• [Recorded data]
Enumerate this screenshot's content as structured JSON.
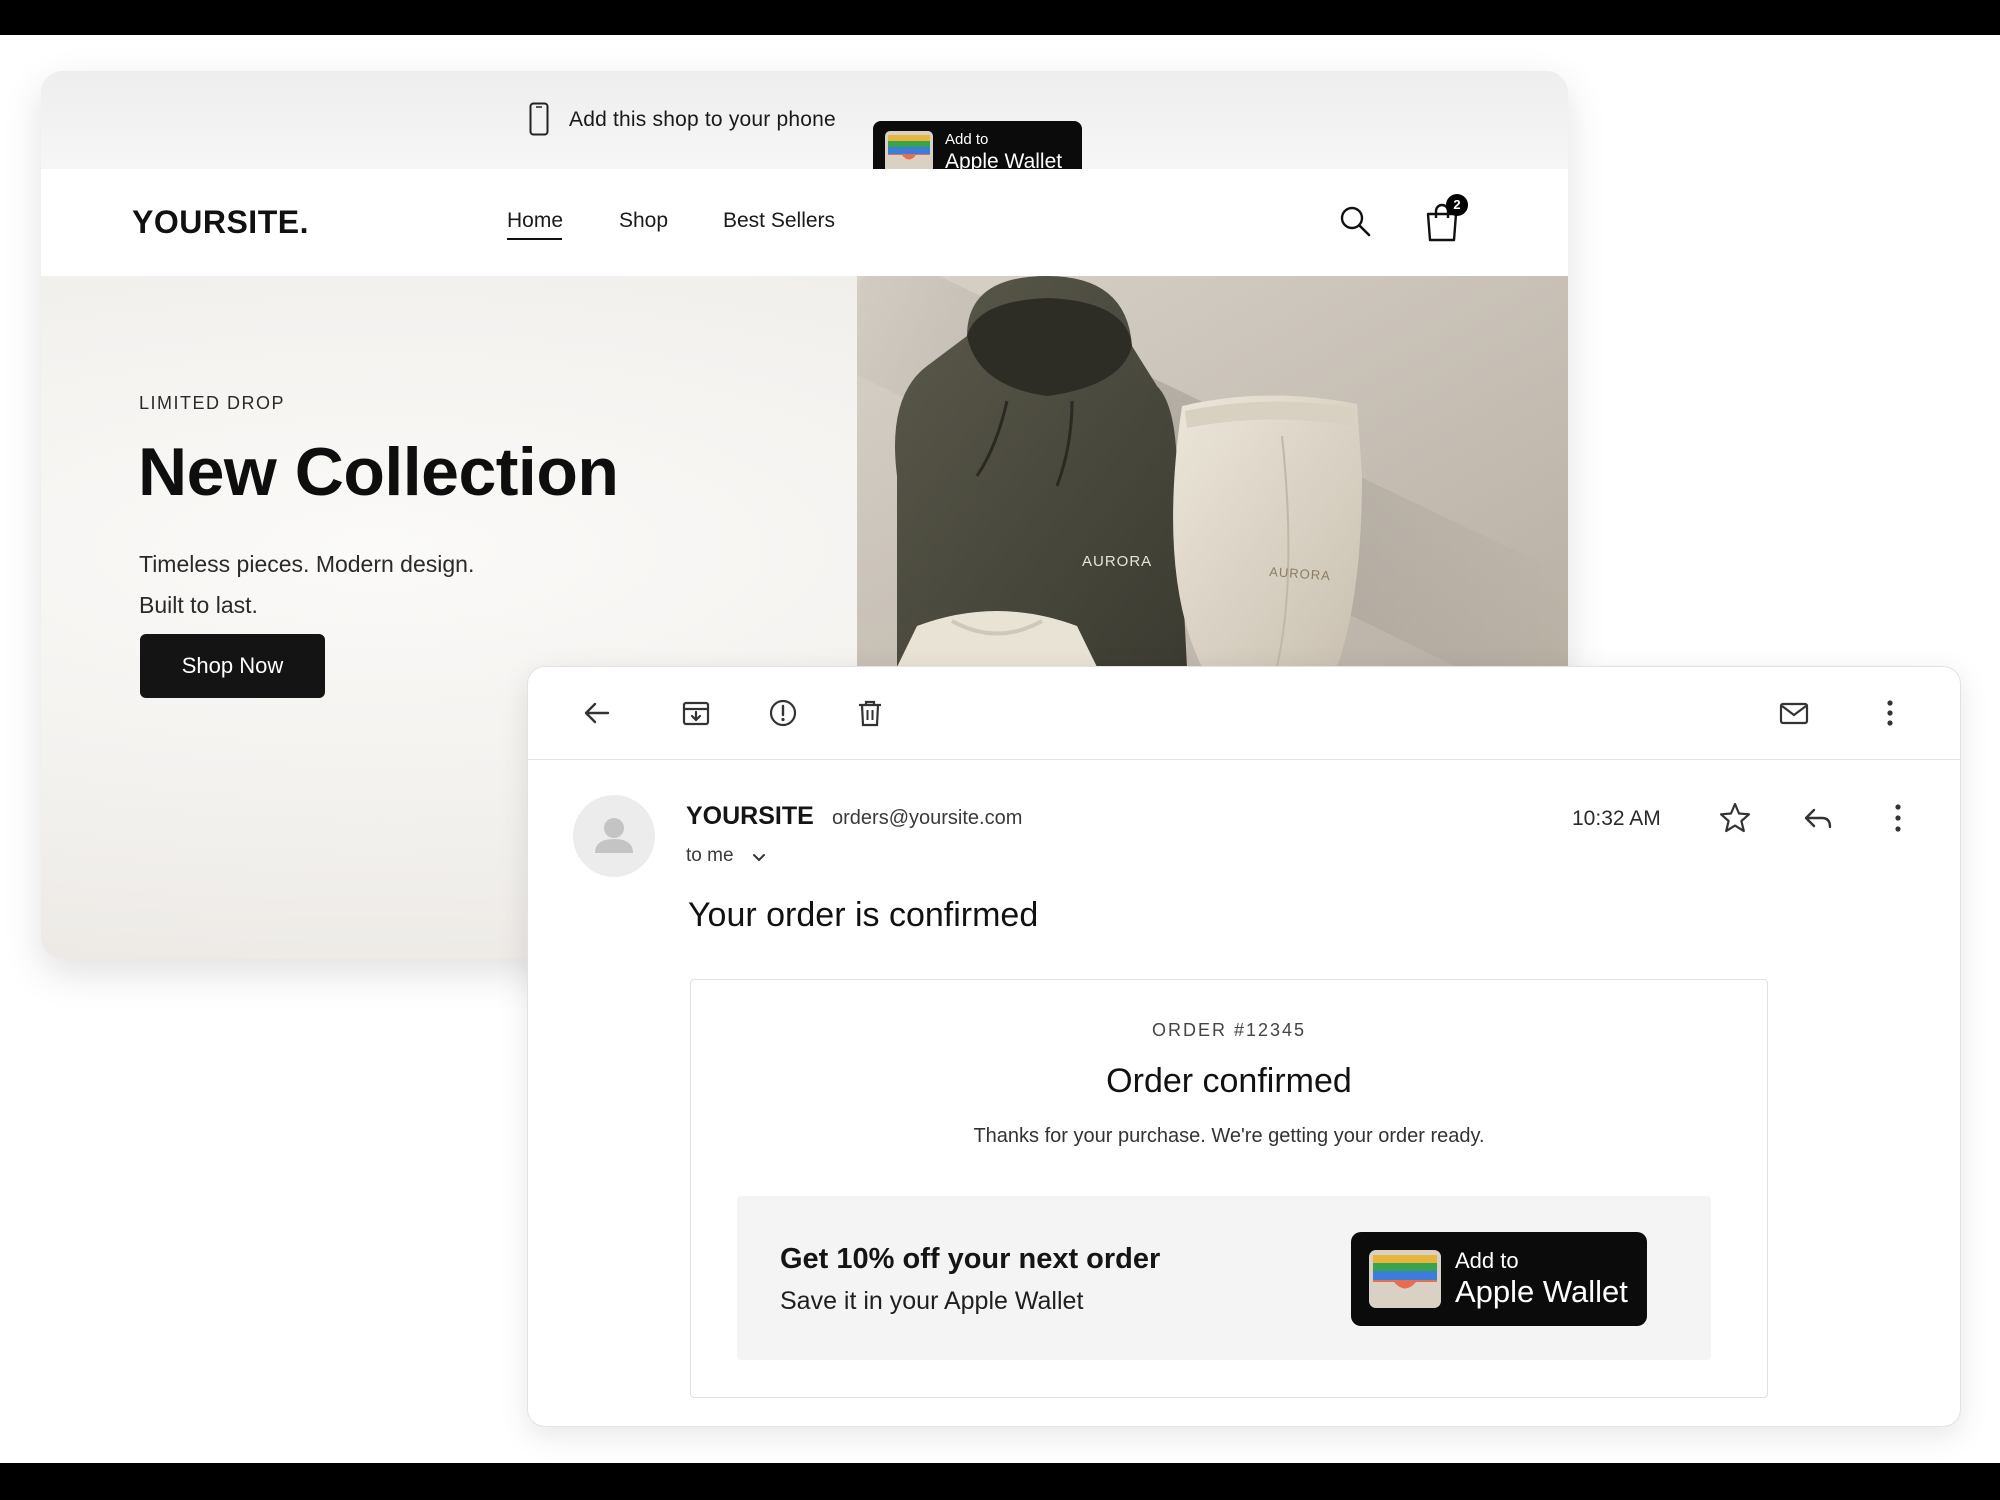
{
  "store": {
    "promo_bar": {
      "text": "Add this shop to your phone",
      "wallet_line1": "Add to",
      "wallet_line2": "Apple Wallet"
    },
    "logo": "YOURSITE.",
    "nav": {
      "home": "Home",
      "shop": "Shop",
      "best_sellers": "Best Sellers"
    },
    "cart_count": "2",
    "hero": {
      "eyebrow": "LIMITED DROP",
      "title": "New Collection",
      "subtitle_line1": "Timeless pieces. Modern design.",
      "subtitle_line2": "Built to last.",
      "cta": "Shop Now",
      "garment_label": "AURORA"
    }
  },
  "email": {
    "sender_name": "YOURSITE",
    "sender_email": "orders@yoursite.com",
    "to": "to me",
    "time": "10:32 AM",
    "subject": "Your order is confirmed",
    "body": {
      "order_number": "ORDER #12345",
      "heading": "Order confirmed",
      "thanks": "Thanks for your purchase. We're getting your order ready.",
      "offer_title": "Get 10% off your next order",
      "offer_subtitle": "Save it in your Apple Wallet",
      "wallet_line1": "Add to",
      "wallet_line2": "Apple Wallet"
    }
  },
  "colors": {
    "button_dark": "#141414",
    "wallet_black": "#0b0b0b",
    "hoodie": "#4b4a3d",
    "sweatpants": "#ddd6c8"
  }
}
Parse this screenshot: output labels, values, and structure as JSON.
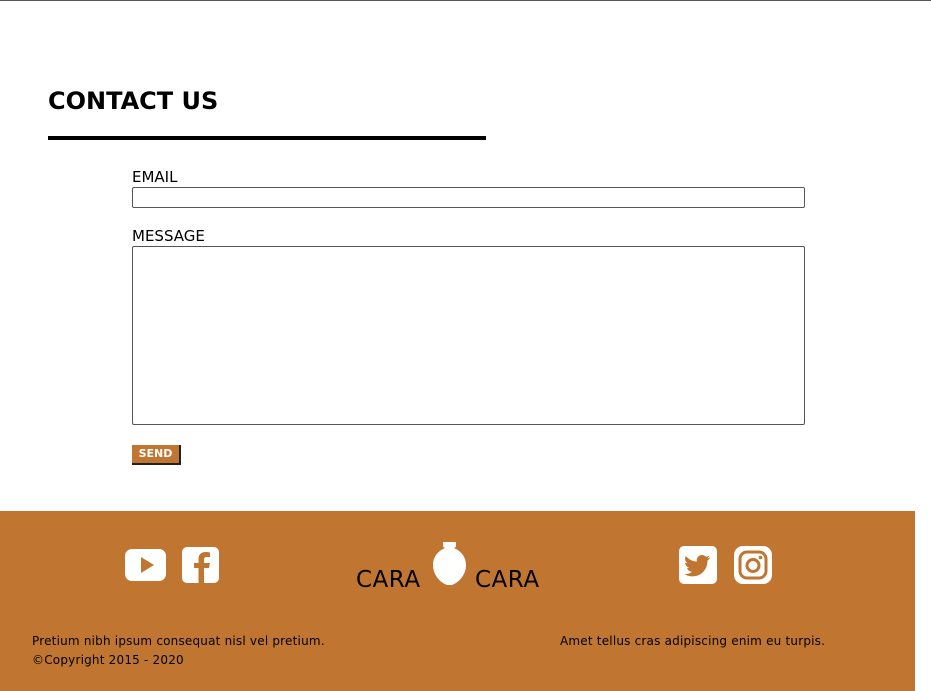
{
  "contact": {
    "heading": "CONTACT US",
    "email_label": "EMAIL",
    "email_value": "",
    "message_label": "MESSAGE",
    "message_value": "",
    "send_label": "SEND"
  },
  "footer": {
    "brand_left": "CARA",
    "brand_right": "CARA",
    "left_line_1": "Pretium nibh ipsum consequat nisl vel pretium.",
    "left_line_2": "©Copyright 2015 - 2020",
    "right_line": "Amet tellus cras adipiscing enim eu turpis.",
    "social_left": [
      "youtube-icon",
      "facebook-icon"
    ],
    "social_right": [
      "twitter-icon",
      "instagram-icon"
    ]
  },
  "colors": {
    "accent": "#c07630",
    "icon": "#ffffff",
    "text": "#000000"
  }
}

• [What the exercise asks] Look for "text" and pull out every line that has it.

• [Solution to the exercise]
      "text": "Add this shop to your phone",
    "text": "#000000"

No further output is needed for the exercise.